GIVEN REQUEST 1 >>
Decide whether each statement below agrees with the essay excerpt. Answer yes or no for (a), (b) and (c), and quote the deciding words from the essay excerpt.
(a) Garp and Helen used the Under Toad as a code phrase for anxiety.
(b) Garp noticed that Duncan's breath had gone stale shortly after Duncan turned ten.
(c) In A Prayer for Owen Meany, Johnny's mother is named Tabitha.

--- Start of EXTRACTED TEXT ---

The contrasting inorganic and organic imagery of fear of death and acceptance of it reveal how accepting life’s natural cycle is emotionally beneficial to the individual, rather than evading the reality of death. In The World According to Garp, prior to his son’s death
“Garp relished having such close scrutiny of the child; he lay beside Walt and smelled the boy’s fresh breath, remembering when Duncan’s breath had turned sour in his sleep in that grown up way. It had been an unpleasant sensation for Garp, shortly after Duncan turned six, to smell that Duncan’s breath was stale and faintly foul in his sleep. It was as if the process of decay, of slowly dying, was already begun in him” (310).
The paradox in the passage, between Duncan’s youth and dying breath, suggests Garp’s inherent frightful nature and fear of death. Garp is hyper aware of Duncan’s youth, evidently distant by the possibility of dying, however his pessimism causes him to only see the future death of Walt. “Decay” and turning “sour” imply that the process of death is natural; fruit and organic substances decay and die. Garp’s fear of death later is a large factor in his repression of feelings, especially after Walt’s death when, “Between Helen and Garp, the Under Toad became [a] code phrase for anxiety. […] Garp and Helen evoked the beast as a way of referring to their own sense of danger,” he recalls when “Duncan asked on the plane, ‘how Walt asked if [the Under Toad] was green or brown?’ Both Garp and Duncan laughed, But it was neither green nor brown […] It was [himself]. It was Helen. It was the color of bad weather, It was the size of an automobile” (Garp 473). Garp’s fear of death takes form as the Under Toad, representing Garp’s passed son Walt and suggesting the weight death can carry for extended periods. Due to his passing Garp is always going to haunted by death, as per suggested by the anaphora of “when the”. Similarly, by the anaphora of “it was”, death haunts Garp because he feels guilty for it. In this case, he feels death was not natural or just, he caused it. Because of these feelings he strains his relationships with his family by evading situations he deems deadly, while simultaneously trying to repress his feelings about Walt. Garp observed death and believed it “‘does not have to wait until we are prepared for it. Death is indulgent and enjoys, when it can, a flair for the dramatic’” (509). The personification of death is unnatural, because death simply is not a person and cannot feel the way Garp suggests it can. The fear of death and association with it as an unnatural event suggests, by the unfortunate circumstances surrounding death and Garp, that it’s better to accept death as a part of life’s cycle, rather than actively avoiding it. In A Prayer for Owen Meany, after Johnny’s mother Tabitha died, they planned a funeral and
“All those same crones of [Johnny’s] grandmother were there. [He] know what they came to see. How does royalty react to this? How will Harriet Wheelwright respond to Fate with a capital F—to a Freak Accident (with a capital F, too), or to an Act of God (if that’s what you believe it was)? All those same crones, as black and hunchbacked as crows gathered around some road kill—they came to the service as if to say: We acknowledge, O God, that Tabby Wheelwright was not allowed to get off scot-free” (214).

--- End of EXTRACTED TEXT ---
--- Start of RAW DATA ---

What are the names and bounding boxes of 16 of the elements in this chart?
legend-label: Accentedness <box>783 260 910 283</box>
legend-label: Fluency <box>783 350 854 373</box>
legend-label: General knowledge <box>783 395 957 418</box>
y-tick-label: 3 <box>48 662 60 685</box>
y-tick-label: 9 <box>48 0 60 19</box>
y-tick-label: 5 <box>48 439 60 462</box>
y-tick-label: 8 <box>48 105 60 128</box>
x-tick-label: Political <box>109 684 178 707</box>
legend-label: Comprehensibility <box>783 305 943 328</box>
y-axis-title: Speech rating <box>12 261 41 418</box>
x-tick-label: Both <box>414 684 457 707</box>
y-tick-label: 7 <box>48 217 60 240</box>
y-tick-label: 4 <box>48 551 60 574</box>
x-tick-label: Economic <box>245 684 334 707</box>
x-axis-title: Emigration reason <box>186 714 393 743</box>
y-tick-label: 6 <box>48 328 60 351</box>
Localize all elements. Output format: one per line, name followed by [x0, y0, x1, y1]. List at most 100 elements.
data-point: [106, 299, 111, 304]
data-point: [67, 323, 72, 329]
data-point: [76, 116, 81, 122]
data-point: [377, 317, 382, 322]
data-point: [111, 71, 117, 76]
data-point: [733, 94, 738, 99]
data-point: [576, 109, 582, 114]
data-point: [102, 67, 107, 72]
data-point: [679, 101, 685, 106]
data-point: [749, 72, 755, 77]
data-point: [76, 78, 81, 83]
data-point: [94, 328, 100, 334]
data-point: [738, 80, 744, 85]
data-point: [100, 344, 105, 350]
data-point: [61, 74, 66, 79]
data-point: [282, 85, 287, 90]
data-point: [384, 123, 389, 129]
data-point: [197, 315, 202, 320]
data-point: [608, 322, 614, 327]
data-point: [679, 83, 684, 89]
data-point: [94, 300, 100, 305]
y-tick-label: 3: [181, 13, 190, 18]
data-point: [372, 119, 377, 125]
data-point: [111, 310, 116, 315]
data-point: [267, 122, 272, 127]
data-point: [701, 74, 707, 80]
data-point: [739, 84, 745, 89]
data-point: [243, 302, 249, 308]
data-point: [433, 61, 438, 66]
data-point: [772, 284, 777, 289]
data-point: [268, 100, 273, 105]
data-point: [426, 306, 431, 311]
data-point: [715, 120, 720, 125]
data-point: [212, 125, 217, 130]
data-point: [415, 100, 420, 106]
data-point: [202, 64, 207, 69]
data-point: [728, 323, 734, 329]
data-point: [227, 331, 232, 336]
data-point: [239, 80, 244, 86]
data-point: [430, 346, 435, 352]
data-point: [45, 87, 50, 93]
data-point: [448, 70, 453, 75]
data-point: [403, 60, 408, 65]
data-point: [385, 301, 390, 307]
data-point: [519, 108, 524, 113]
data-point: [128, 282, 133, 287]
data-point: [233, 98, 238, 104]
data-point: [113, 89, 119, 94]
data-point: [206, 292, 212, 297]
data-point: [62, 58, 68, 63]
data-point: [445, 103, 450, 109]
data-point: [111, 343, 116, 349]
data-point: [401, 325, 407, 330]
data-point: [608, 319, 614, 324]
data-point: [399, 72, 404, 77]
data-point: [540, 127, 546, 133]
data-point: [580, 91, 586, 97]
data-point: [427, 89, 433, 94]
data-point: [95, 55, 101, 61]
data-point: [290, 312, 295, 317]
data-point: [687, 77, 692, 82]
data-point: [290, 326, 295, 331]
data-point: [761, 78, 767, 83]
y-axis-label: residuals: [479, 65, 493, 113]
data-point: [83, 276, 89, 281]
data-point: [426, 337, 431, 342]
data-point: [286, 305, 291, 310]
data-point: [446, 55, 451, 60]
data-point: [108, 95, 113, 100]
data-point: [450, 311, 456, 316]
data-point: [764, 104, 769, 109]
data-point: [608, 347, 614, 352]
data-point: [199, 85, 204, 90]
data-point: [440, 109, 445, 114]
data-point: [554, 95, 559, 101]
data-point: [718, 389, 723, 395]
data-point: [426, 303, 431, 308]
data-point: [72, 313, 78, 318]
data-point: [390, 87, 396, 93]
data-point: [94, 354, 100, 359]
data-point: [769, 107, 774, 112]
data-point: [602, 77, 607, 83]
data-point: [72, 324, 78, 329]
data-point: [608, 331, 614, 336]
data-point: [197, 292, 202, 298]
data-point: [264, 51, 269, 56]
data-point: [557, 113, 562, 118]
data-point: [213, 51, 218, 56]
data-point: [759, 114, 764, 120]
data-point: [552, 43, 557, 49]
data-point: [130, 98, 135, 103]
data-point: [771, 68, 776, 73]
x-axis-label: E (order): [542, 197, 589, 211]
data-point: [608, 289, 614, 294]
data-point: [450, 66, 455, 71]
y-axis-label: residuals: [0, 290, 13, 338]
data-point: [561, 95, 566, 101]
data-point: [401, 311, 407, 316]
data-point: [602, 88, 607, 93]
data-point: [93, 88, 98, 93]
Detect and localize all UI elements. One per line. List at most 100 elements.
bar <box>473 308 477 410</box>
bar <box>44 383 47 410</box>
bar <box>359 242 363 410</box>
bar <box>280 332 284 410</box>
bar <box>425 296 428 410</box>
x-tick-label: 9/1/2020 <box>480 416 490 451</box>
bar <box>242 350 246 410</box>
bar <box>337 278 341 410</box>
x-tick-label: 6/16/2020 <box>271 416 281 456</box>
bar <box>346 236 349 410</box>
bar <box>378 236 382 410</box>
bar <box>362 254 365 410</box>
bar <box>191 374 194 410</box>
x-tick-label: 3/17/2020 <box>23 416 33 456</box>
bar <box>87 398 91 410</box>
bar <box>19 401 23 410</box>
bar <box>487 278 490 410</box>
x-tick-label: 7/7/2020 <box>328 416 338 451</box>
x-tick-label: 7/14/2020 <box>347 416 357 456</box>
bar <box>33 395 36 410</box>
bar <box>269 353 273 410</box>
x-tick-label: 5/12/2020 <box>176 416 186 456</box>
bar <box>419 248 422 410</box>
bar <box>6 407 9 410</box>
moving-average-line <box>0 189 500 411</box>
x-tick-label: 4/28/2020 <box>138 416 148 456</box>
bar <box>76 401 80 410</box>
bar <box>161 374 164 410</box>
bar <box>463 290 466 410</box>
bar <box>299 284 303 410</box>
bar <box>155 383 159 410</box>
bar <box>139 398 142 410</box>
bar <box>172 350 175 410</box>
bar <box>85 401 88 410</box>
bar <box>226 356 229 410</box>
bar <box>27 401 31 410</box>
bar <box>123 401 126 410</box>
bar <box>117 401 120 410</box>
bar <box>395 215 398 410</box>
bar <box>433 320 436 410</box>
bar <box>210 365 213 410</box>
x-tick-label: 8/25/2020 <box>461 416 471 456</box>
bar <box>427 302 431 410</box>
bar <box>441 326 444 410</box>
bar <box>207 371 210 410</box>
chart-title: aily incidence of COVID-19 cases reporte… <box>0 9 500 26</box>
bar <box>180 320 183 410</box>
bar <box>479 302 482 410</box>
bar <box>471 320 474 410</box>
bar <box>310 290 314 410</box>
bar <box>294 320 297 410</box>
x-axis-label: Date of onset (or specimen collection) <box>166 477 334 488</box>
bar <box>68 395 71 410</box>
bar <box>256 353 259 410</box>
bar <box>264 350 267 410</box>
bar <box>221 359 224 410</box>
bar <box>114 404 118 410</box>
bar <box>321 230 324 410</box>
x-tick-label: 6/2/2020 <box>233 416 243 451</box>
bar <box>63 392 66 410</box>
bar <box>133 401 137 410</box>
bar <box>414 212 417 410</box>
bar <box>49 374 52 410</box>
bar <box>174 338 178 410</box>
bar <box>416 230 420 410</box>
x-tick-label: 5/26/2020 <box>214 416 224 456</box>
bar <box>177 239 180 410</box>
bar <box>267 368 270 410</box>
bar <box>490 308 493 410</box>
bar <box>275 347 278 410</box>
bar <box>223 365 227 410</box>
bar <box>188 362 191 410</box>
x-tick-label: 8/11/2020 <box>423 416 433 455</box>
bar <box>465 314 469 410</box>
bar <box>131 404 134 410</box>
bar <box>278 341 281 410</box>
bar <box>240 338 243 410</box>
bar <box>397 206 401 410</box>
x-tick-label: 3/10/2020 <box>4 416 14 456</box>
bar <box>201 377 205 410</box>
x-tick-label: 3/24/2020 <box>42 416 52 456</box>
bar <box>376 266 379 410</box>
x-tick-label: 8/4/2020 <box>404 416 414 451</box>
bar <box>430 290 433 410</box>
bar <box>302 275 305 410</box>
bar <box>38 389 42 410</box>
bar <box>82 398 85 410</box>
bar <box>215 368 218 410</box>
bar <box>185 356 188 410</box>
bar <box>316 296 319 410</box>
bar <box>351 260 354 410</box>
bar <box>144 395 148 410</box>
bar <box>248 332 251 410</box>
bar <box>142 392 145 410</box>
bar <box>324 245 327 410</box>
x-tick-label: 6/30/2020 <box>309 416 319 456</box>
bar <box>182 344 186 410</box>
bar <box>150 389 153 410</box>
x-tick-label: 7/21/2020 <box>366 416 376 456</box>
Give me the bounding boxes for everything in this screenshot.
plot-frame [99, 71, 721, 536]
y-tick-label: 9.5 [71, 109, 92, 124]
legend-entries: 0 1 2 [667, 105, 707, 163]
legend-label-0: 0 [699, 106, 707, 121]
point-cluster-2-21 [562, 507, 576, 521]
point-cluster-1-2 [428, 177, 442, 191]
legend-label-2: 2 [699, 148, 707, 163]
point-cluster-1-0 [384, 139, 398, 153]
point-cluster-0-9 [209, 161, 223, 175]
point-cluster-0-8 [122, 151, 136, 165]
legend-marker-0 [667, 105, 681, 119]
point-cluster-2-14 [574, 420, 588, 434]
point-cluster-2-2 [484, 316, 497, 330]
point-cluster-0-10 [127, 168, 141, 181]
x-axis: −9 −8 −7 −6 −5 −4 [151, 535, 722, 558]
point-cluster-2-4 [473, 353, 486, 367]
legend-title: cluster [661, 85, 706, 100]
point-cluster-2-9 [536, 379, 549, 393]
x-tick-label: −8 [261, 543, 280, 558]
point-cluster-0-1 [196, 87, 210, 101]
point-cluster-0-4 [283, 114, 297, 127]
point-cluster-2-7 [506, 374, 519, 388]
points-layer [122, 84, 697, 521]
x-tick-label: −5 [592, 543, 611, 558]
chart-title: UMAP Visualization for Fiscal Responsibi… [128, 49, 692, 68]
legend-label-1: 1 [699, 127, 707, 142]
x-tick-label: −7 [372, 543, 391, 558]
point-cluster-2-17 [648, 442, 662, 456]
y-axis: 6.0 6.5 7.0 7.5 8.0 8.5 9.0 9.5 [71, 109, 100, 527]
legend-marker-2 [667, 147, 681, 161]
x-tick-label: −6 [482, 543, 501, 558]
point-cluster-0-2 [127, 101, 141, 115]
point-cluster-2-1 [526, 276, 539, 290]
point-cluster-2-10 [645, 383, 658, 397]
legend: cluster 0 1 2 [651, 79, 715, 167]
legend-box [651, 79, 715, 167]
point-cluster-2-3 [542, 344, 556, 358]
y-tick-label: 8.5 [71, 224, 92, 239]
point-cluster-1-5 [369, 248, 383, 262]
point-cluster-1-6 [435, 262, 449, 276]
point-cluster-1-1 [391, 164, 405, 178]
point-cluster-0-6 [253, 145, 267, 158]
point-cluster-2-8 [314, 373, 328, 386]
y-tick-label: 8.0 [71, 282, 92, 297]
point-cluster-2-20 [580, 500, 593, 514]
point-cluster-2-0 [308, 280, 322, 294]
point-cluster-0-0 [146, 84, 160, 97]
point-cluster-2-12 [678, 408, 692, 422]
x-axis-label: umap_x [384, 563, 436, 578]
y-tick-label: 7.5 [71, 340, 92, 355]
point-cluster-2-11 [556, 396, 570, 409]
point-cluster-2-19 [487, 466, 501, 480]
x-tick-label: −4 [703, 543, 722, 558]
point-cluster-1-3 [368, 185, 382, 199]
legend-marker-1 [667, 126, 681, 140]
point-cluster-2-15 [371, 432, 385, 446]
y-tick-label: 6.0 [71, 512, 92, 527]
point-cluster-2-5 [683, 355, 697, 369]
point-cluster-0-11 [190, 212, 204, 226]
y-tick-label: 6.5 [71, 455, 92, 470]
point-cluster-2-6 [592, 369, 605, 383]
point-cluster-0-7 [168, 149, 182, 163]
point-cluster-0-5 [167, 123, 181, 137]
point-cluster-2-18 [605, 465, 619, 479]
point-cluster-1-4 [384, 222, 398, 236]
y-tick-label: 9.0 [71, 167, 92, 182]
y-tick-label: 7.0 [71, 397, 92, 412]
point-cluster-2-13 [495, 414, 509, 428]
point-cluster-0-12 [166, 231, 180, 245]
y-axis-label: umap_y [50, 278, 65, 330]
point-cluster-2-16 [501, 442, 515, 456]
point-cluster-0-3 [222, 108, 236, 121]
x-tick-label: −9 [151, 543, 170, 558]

--- End of RAW DATA ---

GIVEN REQUEST 2 >> Rewrite the records from their start down through the line containing "y-tick-label: 3: [181, 13, 190, 18]". Replace "legend-label" with "legend-entry" and leave everything else unchanged.

ANSWER 1 >>
(a) Yes: "Between Helen and Garp, the Under Toad became [a] code phrase for anxiety."
(b) No: "shortly after Duncan turned six, to smell that Duncan’s breath was stale"
(c) Yes: "after Johnny’s mother Tabitha died"

ANSWER 2 >>
What are the names and bounding boxes of 16 of the elements in this chart?
legend-entry: Accentedness <box>783 260 910 283</box>
legend-entry: Fluency <box>783 350 854 373</box>
legend-entry: General knowledge <box>783 395 957 418</box>
y-tick-label: 3 <box>48 662 60 685</box>
y-tick-label: 9 <box>48 0 60 19</box>
y-tick-label: 5 <box>48 439 60 462</box>
y-tick-label: 8 <box>48 105 60 128</box>
x-tick-label: Political <box>109 684 178 707</box>
legend-entry: Comprehensibility <box>783 305 943 328</box>
y-axis-title: Speech rating <box>12 261 41 418</box>
x-tick-label: Both <box>414 684 457 707</box>
y-tick-label: 7 <box>48 217 60 240</box>
y-tick-label: 4 <box>48 551 60 574</box>
x-tick-label: Economic <box>245 684 334 707</box>
x-axis-title: Emigration reason <box>186 714 393 743</box>
y-tick-label: 6 <box>48 328 60 351</box>
Localize all elements. Output format: one per line, name followed by [x0, y0, x1, y1]. List at most 100 elements.
data-point: [106, 299, 111, 304]
data-point: [67, 323, 72, 329]
data-point: [76, 116, 81, 122]
data-point: [377, 317, 382, 322]
data-point: [111, 71, 117, 76]
data-point: [733, 94, 738, 99]
data-point: [576, 109, 582, 114]
data-point: [102, 67, 107, 72]
data-point: [679, 101, 685, 106]
data-point: [749, 72, 755, 77]
data-point: [76, 78, 81, 83]
data-point: [94, 328, 100, 334]
data-point: [738, 80, 744, 85]
data-point: [100, 344, 105, 350]
data-point: [61, 74, 66, 79]
data-point: [282, 85, 287, 90]
data-point: [384, 123, 389, 129]
data-point: [197, 315, 202, 320]
data-point: [608, 322, 614, 327]
data-point: [679, 83, 684, 89]
data-point: [94, 300, 100, 305]
y-tick-label: 3: [181, 13, 190, 18]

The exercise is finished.